━━━━━ RAW DATA

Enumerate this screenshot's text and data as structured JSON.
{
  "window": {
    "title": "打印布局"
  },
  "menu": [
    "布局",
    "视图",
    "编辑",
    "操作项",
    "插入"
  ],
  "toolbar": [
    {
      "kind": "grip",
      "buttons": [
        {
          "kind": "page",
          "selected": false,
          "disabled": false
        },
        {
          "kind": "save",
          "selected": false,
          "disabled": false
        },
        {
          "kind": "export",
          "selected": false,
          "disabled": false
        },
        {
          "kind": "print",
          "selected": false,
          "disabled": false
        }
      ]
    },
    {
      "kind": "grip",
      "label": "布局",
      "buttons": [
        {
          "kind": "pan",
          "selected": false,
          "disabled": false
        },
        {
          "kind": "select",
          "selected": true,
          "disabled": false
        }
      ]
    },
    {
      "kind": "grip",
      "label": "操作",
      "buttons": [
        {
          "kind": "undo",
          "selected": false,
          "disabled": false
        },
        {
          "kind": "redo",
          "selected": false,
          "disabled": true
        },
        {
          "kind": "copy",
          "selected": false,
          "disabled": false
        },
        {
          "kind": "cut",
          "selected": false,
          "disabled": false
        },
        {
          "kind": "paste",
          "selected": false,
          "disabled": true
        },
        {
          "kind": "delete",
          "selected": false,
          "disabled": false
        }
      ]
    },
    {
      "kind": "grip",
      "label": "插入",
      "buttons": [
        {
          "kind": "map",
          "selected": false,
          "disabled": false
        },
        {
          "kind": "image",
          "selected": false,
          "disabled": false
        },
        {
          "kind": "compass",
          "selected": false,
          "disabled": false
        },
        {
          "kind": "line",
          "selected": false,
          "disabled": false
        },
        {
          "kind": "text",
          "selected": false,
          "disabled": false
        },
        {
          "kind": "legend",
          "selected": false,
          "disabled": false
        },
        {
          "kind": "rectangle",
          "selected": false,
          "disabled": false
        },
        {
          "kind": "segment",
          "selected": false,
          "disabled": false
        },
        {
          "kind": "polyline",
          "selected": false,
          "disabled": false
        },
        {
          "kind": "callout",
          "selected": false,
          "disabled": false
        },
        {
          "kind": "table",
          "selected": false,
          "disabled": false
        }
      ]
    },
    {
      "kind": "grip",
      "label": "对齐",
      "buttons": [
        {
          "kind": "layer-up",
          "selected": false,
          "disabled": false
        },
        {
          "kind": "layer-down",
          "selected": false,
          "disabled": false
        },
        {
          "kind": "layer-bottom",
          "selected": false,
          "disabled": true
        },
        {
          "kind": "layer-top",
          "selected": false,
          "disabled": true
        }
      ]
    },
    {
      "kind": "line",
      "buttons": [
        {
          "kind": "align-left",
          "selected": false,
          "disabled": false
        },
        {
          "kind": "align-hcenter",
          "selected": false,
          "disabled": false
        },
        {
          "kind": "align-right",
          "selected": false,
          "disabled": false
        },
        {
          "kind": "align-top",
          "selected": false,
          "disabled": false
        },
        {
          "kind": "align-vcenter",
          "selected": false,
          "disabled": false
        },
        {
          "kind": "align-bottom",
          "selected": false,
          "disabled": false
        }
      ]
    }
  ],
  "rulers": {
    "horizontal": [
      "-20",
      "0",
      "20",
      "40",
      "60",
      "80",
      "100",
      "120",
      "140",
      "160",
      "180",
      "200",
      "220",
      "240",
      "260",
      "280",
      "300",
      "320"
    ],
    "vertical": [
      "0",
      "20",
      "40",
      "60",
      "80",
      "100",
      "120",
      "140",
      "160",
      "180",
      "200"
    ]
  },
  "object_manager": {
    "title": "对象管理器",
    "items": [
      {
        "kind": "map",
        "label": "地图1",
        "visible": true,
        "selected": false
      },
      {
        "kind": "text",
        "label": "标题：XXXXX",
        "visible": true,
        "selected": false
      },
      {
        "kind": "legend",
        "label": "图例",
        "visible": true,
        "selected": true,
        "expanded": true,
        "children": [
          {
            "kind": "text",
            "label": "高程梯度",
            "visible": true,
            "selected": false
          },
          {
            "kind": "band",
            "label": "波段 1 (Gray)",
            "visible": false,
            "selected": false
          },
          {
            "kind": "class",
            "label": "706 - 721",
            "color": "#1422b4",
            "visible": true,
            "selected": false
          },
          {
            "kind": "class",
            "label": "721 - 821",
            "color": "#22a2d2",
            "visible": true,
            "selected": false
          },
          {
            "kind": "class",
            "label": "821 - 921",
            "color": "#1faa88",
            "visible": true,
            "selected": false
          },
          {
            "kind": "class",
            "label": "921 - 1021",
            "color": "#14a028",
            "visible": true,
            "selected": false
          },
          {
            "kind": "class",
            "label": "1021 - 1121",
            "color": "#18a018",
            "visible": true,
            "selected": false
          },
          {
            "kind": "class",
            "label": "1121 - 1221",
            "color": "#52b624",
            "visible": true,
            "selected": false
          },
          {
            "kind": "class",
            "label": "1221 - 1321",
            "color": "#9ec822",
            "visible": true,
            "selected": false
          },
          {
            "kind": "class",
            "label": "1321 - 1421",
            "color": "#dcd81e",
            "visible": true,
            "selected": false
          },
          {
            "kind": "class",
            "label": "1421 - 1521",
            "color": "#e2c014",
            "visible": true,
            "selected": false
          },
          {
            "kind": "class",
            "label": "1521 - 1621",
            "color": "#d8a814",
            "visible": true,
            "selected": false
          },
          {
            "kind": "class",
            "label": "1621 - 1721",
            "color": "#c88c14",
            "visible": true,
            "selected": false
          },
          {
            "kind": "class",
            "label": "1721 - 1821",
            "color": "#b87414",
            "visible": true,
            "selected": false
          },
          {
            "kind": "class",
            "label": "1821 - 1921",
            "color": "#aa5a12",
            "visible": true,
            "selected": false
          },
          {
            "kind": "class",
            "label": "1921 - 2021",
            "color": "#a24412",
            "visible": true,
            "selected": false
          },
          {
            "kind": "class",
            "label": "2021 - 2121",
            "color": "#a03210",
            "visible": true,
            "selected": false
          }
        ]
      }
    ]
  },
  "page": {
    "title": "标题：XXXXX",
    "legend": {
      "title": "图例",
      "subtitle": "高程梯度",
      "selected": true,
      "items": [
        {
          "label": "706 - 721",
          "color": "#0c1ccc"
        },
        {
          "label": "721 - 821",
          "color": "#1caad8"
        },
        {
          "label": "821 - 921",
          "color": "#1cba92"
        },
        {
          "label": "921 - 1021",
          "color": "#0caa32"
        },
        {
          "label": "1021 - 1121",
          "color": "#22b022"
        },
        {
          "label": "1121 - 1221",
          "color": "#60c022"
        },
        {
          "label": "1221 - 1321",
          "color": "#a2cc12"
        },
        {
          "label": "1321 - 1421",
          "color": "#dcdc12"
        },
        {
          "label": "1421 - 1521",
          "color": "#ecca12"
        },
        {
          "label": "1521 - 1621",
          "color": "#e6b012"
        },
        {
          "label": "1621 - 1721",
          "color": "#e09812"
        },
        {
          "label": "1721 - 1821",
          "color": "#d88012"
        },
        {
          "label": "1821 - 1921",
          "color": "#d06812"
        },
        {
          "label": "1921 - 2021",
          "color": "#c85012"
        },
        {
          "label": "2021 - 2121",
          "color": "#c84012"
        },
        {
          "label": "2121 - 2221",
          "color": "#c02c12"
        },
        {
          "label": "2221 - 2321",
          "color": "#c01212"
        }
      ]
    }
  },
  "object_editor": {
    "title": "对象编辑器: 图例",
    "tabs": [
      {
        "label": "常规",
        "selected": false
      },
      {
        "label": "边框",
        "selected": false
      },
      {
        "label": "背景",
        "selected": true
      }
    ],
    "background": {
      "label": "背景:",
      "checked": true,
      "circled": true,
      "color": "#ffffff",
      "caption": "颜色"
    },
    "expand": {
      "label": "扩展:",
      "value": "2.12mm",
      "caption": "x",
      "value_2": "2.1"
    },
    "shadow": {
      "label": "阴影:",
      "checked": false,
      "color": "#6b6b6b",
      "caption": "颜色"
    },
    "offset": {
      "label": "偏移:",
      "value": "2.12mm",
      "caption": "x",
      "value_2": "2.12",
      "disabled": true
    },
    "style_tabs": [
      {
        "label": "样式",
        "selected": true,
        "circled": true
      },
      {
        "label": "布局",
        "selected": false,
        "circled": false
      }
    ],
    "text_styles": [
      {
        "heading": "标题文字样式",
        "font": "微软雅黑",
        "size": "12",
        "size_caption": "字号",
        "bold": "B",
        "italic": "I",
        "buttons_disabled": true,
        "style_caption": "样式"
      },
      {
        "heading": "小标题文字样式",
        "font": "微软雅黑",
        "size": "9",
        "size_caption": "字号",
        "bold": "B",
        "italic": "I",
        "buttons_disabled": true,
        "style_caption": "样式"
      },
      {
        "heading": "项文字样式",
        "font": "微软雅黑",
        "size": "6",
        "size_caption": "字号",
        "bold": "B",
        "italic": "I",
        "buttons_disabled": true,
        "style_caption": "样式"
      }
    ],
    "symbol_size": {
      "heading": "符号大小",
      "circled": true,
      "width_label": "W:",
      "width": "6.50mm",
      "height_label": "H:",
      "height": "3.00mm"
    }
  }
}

━━━━━━━━━━

**TASK:**
Scan the material line by line and report each one that contains "layer".

**REPLY TO THE EXERCISE:**
          "kind": "layer-up",
          "kind": "layer-down",
          "kind": "layer-bottom",
          "kind": "layer-top",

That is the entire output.